* Supplied material *

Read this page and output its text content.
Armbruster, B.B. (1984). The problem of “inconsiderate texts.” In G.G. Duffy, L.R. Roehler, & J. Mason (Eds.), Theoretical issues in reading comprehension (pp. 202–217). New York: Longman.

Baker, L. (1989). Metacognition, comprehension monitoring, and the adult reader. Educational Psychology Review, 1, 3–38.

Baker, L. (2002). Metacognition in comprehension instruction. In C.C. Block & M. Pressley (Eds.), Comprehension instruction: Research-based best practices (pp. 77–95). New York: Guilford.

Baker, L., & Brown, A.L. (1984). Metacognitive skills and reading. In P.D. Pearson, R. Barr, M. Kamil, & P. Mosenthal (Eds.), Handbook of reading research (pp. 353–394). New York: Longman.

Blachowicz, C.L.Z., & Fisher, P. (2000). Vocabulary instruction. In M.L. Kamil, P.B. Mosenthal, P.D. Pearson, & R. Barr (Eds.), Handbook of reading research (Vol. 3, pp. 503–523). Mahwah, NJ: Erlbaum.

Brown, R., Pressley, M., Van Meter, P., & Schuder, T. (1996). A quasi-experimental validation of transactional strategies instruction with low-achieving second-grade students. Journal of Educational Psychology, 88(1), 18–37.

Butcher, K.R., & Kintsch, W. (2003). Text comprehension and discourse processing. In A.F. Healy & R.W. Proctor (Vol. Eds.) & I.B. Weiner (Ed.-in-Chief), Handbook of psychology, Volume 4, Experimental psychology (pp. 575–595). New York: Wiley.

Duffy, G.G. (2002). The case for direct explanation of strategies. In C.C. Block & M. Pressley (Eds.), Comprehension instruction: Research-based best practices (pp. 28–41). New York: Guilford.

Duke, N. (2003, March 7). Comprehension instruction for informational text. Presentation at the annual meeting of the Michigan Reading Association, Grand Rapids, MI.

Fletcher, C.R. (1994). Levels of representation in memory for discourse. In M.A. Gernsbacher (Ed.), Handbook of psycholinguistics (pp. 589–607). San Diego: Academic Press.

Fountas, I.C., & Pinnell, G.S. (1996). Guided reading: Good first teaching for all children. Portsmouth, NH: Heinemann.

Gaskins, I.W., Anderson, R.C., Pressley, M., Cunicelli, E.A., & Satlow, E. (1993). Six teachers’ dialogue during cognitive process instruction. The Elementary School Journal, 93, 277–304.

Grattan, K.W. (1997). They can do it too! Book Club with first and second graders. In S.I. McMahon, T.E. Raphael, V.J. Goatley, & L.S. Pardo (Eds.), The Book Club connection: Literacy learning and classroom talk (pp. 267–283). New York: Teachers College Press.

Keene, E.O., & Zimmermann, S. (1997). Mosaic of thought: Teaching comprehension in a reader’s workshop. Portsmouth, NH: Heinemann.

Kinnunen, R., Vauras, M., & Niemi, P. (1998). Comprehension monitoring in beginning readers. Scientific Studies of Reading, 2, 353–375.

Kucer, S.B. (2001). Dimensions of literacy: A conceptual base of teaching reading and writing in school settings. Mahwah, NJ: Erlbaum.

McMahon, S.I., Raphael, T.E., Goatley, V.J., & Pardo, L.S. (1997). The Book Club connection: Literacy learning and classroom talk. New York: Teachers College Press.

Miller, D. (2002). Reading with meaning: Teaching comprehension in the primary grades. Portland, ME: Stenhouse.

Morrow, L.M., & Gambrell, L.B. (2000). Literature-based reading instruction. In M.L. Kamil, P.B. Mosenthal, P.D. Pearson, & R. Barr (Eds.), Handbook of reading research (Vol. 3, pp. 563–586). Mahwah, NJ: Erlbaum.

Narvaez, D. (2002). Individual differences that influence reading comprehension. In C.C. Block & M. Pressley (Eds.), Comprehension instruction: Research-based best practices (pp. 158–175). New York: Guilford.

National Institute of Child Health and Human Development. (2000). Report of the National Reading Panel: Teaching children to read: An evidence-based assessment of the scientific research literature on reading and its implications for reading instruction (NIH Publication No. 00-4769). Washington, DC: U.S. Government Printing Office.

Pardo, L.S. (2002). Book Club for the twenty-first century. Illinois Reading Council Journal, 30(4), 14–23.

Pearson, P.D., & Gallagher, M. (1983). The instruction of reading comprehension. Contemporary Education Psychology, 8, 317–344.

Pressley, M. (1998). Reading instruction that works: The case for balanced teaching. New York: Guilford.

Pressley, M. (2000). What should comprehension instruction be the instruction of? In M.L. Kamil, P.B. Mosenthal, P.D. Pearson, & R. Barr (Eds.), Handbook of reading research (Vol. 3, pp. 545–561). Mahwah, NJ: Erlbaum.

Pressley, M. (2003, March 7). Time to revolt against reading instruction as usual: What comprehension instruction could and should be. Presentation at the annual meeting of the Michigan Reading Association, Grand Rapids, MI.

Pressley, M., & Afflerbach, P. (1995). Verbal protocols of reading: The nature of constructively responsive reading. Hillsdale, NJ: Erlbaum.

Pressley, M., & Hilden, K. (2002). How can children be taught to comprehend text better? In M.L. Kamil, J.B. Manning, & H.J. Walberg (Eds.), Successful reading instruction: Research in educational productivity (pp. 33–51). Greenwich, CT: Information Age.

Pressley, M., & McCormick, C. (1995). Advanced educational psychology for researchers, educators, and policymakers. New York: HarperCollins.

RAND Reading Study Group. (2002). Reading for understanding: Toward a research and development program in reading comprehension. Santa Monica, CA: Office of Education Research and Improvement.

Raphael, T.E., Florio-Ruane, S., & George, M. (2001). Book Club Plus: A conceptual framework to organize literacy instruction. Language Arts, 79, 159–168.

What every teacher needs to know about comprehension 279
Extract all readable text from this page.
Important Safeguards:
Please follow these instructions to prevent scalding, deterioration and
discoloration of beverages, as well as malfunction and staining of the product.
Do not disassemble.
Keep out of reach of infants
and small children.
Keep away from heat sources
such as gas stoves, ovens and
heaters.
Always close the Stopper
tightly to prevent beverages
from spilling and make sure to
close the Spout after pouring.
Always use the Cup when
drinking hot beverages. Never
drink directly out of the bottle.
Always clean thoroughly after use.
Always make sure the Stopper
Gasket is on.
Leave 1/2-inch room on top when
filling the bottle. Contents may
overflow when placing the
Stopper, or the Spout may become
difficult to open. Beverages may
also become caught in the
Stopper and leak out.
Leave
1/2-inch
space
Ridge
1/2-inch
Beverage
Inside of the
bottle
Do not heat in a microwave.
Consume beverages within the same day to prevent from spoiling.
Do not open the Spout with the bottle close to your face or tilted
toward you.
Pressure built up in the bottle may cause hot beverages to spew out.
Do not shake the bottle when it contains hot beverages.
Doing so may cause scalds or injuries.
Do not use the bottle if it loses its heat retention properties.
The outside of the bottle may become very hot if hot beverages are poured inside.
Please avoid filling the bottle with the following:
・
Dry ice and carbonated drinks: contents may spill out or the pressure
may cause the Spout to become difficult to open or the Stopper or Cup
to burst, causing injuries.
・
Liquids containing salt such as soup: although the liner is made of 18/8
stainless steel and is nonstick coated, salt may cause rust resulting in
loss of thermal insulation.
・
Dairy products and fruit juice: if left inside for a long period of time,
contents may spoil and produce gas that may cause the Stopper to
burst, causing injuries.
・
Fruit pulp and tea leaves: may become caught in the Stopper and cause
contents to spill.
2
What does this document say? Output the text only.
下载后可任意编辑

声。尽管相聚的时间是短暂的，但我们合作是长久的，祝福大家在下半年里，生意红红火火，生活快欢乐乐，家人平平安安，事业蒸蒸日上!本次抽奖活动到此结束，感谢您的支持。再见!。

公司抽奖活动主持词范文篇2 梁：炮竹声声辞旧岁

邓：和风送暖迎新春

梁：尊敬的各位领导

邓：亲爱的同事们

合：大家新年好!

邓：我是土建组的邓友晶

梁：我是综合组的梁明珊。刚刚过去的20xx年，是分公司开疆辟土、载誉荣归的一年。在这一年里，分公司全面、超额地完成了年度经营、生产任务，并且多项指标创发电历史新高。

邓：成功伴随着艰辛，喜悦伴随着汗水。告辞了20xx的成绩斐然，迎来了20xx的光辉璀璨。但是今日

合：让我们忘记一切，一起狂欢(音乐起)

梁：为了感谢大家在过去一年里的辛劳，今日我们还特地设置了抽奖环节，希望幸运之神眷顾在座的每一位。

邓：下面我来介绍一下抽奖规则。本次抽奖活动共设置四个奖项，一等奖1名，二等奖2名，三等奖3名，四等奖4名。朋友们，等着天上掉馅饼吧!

* Given task *
How many lines in these entries contain the string "annual"? State the number and nothing more.

* In response *
2